Dataset items
* * *
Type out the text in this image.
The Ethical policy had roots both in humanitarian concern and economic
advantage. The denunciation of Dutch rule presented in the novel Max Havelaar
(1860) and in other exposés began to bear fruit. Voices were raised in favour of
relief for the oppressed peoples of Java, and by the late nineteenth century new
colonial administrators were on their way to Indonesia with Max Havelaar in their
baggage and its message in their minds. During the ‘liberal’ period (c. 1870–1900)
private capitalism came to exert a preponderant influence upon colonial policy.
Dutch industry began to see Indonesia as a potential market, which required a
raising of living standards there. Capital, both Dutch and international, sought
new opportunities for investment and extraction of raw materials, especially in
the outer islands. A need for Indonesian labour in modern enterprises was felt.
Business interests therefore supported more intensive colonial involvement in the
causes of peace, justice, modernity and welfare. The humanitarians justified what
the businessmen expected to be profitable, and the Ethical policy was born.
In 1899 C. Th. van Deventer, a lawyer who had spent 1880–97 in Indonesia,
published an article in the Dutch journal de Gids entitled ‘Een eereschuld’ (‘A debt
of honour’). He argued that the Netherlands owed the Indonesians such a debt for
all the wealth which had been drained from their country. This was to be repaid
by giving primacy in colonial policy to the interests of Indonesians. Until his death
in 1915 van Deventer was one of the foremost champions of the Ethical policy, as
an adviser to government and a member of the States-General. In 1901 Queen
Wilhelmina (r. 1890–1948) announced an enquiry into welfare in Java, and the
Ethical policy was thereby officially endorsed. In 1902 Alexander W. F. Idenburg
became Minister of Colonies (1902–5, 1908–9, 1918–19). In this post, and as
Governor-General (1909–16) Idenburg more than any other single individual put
* * *
▶ _EXERCISE DIRECTIONS_
Repeat the data exactly. Leave nothing out.

▶ _WRITTEN ANSWER_
Type out the text in this image.
The Ethical policy had roots both in humanitarian concern and economic
advantage. The denunciation of Dutch rule presented in the novel Max Havelaar
(1860) and in other exposés began to bear fruit. Voices were raised in favour of
relief for the oppressed peoples of Java, and by the late nineteenth century new
colonial administrators were on their way to Indonesia with Max Havelaar in their
baggage and its message in their minds. During the ‘liberal’ period (c. 1870–1900)
private capitalism came to exert a preponderant influence upon colonial policy.
Dutch industry began to see Indonesia as a potential market, which required a
raising of living standards there. Capital, both Dutch and international, sought
new opportunities for investment and extraction of raw materials, especially in
the outer islands. A need for Indonesian labour in modern enterprises was felt.
Business interests therefore supported more intensive colonial involvement in the
causes of peace, justice, modernity and welfare. The humanitarians justified what
the businessmen expected to be profitable, and the Ethical policy was born.
In 1899 C. Th. van Deventer, a lawyer who had spent 1880–97 in Indonesia,
published an article in the Dutch journal de Gids entitled ‘Een eereschuld’ (‘A debt
of honour’). He argued that the Netherlands owed the Indonesians such a debt for
all the wealth which had been drained from their country. This was to be repaid
by giving primacy in colonial policy to the interests of Indonesians. Until his death
in 1915 van Deventer was one of the foremost champions of the Ethical policy, as
an adviser to government and a member of the States-General. In 1901 Queen
Wilhelmina (r. 1890–1948) announced an enquiry into welfare in Java, and the
Ethical policy was thereby officially endorsed. In 1902 Alexander W. F. Idenburg
became Minister of Colonies (1902–5, 1908–9, 1918–19). In this post, and as
Governor-General (1909–16) Idenburg more than any other single individual put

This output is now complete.